**To do:**
[a] Decide whether each statement below agrees with the post on the meaning of the Gospel. Answer yes or no for each, quoting the words of the post that settle it.
(i) The writer says he has held his view of the Gospel for twenty years, both as a Protestant and as a Catholic.
(ii) P. Andrew Sandlin is described as a Lutheran writer.
(iii) S. Joel Garver's Internet paper is described as rarely cited.
[b] Answer these questions from the post on the meaning of the Gospel.
(i) According to the writer, what is the literal meaning of the word "Gospel"?
(ii) In the passage quoted from Sandlin, what is the Gospel closely related to?
(iii) Where does the writer say N.T. Wright's paper is listed?
[c] Write the next part of the post on the meaning of the Gospel, starting right after its final sentence.

++++ Text to read ++++

Friday, June 04, 2004

Gospel Truth

I was delighted to find that not only N.T. Wright (in one of the papers listed on my sidebar), but also now P. Andrew Sandlin, a prominent Reformed writer today, basically agree with what I have been contending for twenty years, both as a Protestant and as a Catholic; i.e., that the Gospel is not a formulaic mantra of technical soteriology, or TULIP, or simply "faith alone," but rather, the Good News (the word's literal meaning, after all) of the events of Jesus' life, death, Resurrection, and Ascension, which make salvation possible. It is refreshing to see several Protestants comment upon what I have thought was rather obvious, and an explicitly biblical proposition, in light of the opposition I have often received from Protestants to this notion. Another Reformed writer, S. Joel Garver, states the same thing in an important and oft-cited Internet paper I shall shortly comment on here.

Sandlin writes:

The Gospel is the evangel, the good news, closely related to the kerygma, the message and proclamation of the God of heaven and earth anchored in redemptive events of human history - notably the loving, sacrificial death; victorious, bodily resurrection; and glorious, conquering second coming of Jesus.

++++ Supplied entries ++++

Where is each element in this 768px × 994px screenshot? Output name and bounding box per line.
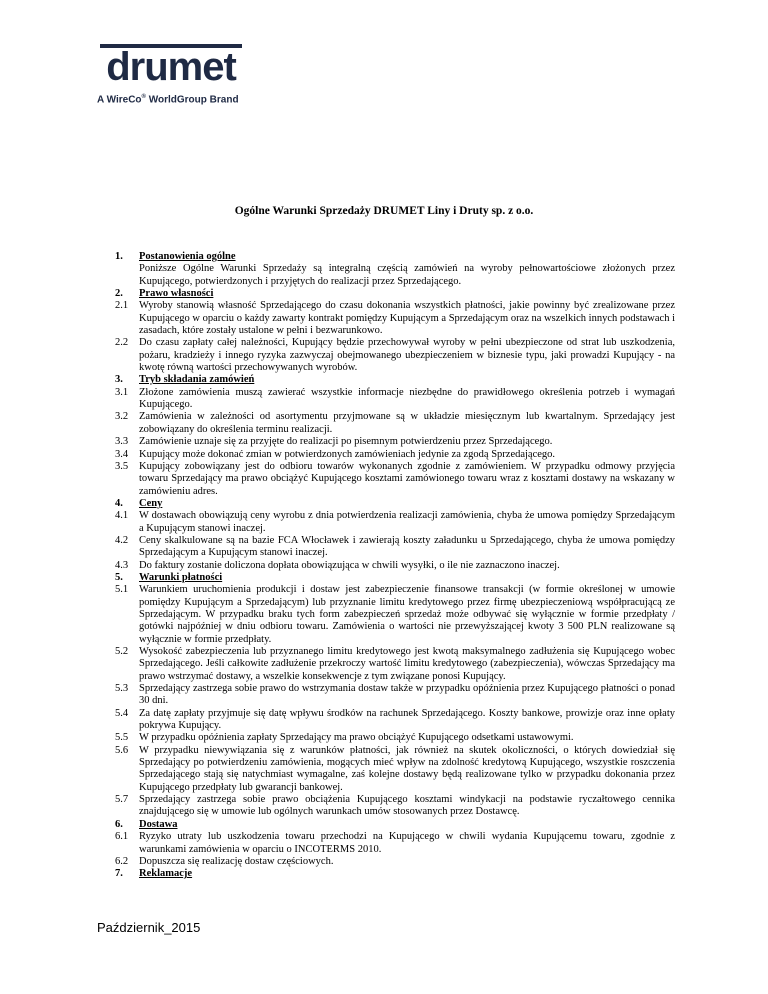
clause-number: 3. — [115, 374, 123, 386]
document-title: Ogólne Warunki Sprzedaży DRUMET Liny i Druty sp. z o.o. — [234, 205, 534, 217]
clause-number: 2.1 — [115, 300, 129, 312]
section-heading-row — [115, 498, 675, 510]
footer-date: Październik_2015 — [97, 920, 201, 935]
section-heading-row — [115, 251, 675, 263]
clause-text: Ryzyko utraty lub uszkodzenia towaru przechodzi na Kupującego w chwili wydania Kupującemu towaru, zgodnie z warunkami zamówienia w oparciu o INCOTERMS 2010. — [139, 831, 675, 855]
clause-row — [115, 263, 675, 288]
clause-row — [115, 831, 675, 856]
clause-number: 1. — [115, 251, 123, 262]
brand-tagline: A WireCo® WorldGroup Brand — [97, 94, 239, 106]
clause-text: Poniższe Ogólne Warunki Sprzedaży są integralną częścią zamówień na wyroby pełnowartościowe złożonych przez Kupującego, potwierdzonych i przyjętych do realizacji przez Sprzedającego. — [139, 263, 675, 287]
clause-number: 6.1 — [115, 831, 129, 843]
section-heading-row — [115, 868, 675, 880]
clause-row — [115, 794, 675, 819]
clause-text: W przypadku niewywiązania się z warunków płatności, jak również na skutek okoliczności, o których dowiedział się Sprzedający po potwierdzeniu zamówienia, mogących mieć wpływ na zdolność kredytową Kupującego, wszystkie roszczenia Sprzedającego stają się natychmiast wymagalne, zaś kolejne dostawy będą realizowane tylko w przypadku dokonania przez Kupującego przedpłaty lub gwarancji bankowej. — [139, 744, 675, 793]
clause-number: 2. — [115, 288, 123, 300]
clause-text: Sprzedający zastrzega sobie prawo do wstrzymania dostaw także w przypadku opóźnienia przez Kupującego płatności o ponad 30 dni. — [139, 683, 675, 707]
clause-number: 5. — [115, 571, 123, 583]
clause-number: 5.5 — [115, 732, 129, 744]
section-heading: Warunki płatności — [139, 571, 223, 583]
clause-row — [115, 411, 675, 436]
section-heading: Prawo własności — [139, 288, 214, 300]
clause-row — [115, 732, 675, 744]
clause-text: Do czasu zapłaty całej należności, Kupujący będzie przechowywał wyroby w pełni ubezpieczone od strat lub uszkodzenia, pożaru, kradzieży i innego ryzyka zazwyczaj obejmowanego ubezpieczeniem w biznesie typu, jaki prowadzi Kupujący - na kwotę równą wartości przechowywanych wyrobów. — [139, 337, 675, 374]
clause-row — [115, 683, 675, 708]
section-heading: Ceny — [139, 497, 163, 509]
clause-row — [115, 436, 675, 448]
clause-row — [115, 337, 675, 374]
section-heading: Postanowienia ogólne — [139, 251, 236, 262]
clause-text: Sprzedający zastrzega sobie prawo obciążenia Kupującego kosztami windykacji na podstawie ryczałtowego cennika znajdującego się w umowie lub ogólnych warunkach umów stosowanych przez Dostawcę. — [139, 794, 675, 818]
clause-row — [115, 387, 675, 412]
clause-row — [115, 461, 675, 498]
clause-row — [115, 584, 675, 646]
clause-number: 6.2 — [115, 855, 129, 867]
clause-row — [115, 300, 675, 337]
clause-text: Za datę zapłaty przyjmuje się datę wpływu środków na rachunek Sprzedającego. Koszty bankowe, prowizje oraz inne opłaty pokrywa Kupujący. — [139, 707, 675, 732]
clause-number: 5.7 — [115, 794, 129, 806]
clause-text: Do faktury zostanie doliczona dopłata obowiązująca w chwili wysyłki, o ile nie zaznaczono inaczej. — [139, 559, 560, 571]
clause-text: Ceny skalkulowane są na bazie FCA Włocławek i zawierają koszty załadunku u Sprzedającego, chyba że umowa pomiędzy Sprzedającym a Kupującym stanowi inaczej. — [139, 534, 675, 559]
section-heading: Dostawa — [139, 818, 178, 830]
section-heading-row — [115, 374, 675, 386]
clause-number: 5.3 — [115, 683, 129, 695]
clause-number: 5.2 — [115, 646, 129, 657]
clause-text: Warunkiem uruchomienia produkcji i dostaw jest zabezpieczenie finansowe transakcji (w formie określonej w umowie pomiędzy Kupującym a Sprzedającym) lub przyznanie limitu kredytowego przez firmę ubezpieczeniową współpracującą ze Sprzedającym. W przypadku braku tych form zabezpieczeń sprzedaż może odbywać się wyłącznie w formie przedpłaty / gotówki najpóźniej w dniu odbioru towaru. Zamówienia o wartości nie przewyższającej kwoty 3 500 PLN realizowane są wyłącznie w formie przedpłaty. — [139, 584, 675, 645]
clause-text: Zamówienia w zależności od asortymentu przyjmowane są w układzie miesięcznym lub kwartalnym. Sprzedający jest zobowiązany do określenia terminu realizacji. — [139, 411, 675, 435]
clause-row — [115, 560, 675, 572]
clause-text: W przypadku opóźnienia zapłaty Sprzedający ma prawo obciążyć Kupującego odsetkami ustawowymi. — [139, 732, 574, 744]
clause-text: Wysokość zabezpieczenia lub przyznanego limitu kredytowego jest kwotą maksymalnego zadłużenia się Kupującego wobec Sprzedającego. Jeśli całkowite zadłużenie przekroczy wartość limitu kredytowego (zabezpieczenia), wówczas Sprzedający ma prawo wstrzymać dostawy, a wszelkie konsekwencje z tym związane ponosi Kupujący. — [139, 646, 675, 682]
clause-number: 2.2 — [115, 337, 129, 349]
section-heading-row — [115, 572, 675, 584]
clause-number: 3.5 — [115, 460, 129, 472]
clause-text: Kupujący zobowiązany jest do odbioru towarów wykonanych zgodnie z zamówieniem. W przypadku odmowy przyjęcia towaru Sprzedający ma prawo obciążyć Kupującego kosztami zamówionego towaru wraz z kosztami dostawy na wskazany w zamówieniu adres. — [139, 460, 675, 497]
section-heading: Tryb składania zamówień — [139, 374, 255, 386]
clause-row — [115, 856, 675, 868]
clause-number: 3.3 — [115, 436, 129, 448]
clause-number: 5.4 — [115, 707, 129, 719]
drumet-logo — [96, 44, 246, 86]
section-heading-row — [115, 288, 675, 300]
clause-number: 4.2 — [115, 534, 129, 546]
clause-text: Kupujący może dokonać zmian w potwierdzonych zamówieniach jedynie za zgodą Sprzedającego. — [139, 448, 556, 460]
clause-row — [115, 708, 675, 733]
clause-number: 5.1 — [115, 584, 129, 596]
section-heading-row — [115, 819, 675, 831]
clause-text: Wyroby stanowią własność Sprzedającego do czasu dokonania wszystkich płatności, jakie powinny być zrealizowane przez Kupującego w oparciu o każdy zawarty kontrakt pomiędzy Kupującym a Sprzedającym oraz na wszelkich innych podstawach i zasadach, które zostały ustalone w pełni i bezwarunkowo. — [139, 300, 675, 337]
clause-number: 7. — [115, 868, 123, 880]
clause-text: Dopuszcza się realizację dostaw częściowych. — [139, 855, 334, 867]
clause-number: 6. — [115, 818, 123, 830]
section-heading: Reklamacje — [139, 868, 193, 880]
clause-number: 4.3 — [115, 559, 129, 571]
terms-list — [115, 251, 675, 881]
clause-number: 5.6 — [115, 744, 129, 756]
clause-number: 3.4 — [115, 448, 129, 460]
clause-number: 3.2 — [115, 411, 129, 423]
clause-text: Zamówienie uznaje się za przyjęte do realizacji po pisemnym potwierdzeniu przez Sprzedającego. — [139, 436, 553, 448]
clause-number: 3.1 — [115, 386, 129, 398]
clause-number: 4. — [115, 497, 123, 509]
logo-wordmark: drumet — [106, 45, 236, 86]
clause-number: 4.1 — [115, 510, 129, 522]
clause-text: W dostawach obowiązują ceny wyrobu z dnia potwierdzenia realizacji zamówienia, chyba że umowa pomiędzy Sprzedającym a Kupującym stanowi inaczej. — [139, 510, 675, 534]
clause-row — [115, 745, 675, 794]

++++

**Results for the exercise:**
[a]
(i) Yes: "what I have been contending for twenty years, both as a Protestant and as a Catholic"
(ii) No: "P. Andrew Sandlin, a prominent Reformed writer today"
(iii) No: "an important and oft-cited Internet paper"

[b]
(i) The Good News
(ii) The kerygma
(iii) On the writer's sidebar

[c]
He then goes after some distressingly common distortions of the Gospel in certain Protestant circles today:

The Gospel is not a free ticket to a halo-and-harp-studded heaven for rebels who want a little eternal life insurance. The Gospel is not merely a Get-Out-of-Hell-Free card. The Gospel is the trumpet blast of the King.

He rightly distinguishes between technically correct soteriological belief and knowing-in-Whom-we-have-believed-and-trusted-for-salvation:

They need not know "theology" to be saved; they do need to know that Jesus and His redemptive work is their only hope and that in trusting Him, they are abandoning themselves to Him.

See his entire article, What is the Gospel?, from the Reformed Catholicism blog.

Here are my own related papers. The first dates originally from 1982. I recently added some commentary designed to show how Catholics would express things differently, or add a few points to the usual evangelical presentation of the Gospel:

Good News: An Evangelical / Catholic Presentation of the Gospel Message

What is the Gospel?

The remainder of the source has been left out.